== RECORDS FOR THE TASK

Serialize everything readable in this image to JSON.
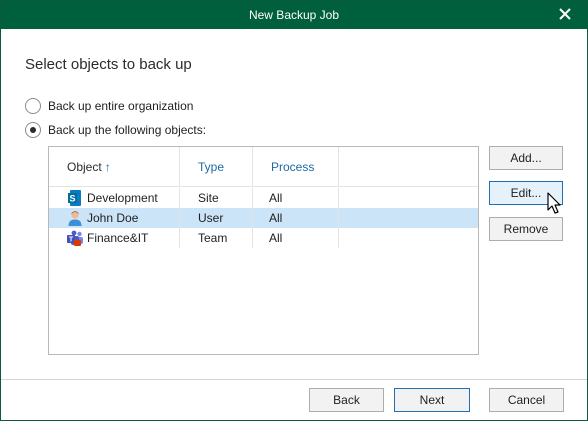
{
  "window": {
    "title": "New Backup Job",
    "close_icon": "close-icon",
    "titlebar_color": "#005f3c"
  },
  "heading": "Select objects to back up",
  "options": [
    {
      "label": "Back up entire organization",
      "selected": false
    },
    {
      "label": "Back up the following objects:",
      "selected": true
    }
  ],
  "table": {
    "columns": [
      {
        "label": "Object",
        "sort_icon": "sort-ascending-arrow-icon"
      },
      {
        "label": "Type"
      },
      {
        "label": "Process"
      }
    ],
    "rows": [
      {
        "icon": "sharepoint-site-icon",
        "object": "Development",
        "type": "Site",
        "process": "All",
        "selected": false
      },
      {
        "icon": "user-icon",
        "object": "John Doe",
        "type": "User",
        "process": "All",
        "selected": true
      },
      {
        "icon": "teams-icon",
        "object": "Finance&IT",
        "type": "Team",
        "process": "All",
        "selected": false
      }
    ],
    "selection_color": "#cce4f7"
  },
  "side_buttons": {
    "add": "Add...",
    "edit": "Edit...",
    "remove": "Remove"
  },
  "footer_buttons": {
    "back": "Back",
    "next": "Next",
    "cancel": "Cancel"
  }
}
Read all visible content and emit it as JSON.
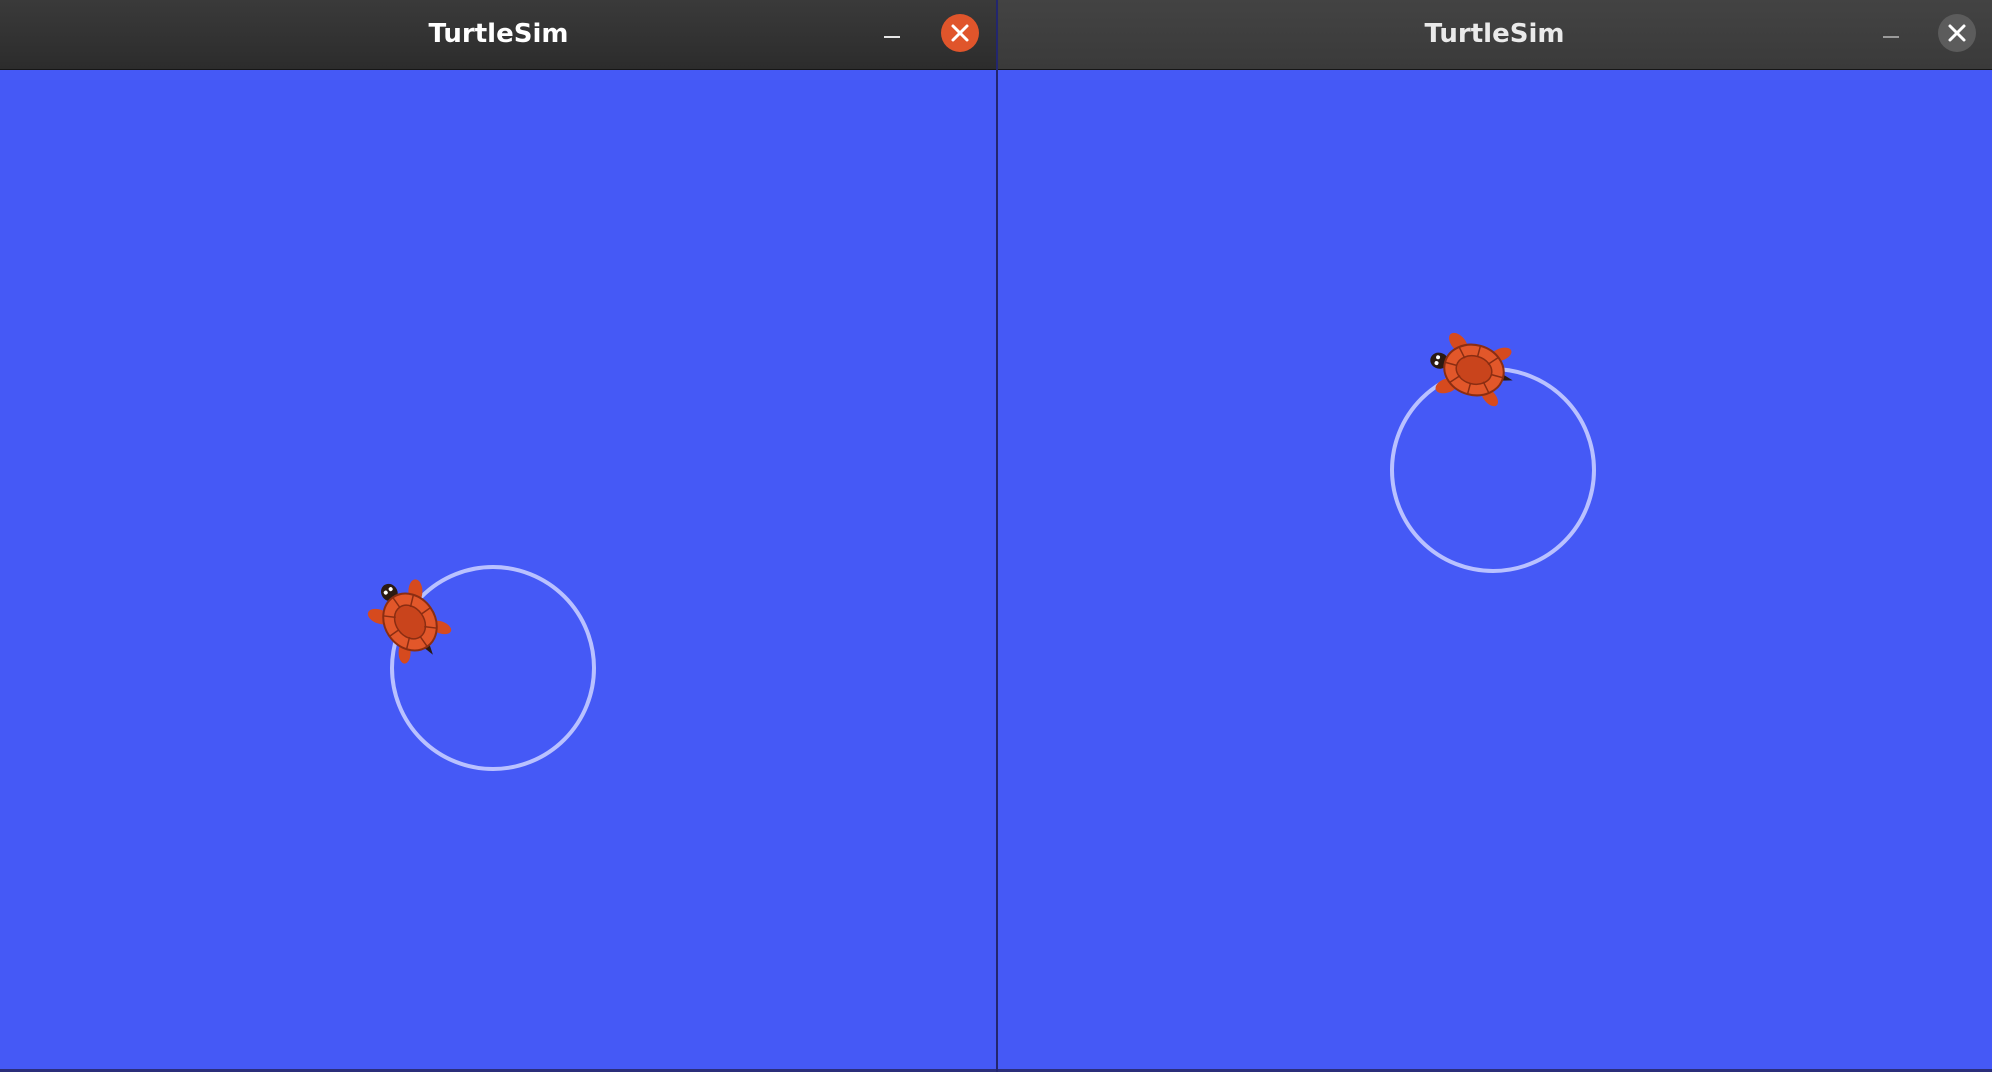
{
  "windows": [
    {
      "title": "TurtleSim",
      "active": true,
      "background_color": "#4559f6",
      "pen_color": "#b9c1ff",
      "controls": {
        "minimize_icon": "minimize-icon",
        "close_icon": "close-icon",
        "close_color": "#e0552b"
      }
    },
    {
      "title": "TurtleSim",
      "active": false,
      "background_color": "#4559f6",
      "pen_color": "#b9c1ff",
      "controls": {
        "minimize_icon": "minimize-icon",
        "close_icon": "close-icon",
        "close_color": "#5c5c5c"
      }
    }
  ],
  "icons": {
    "turtle": "turtle-icon"
  }
}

====

## SET EXERCISE
Copy out all lines from the material above that contain the string "label".

## THE SOLUTION
      "label": "Back up entire organization",
      "label": "Back up the following objects:",
        "label": "Object",
        "label": "Type"
        "label": "Process"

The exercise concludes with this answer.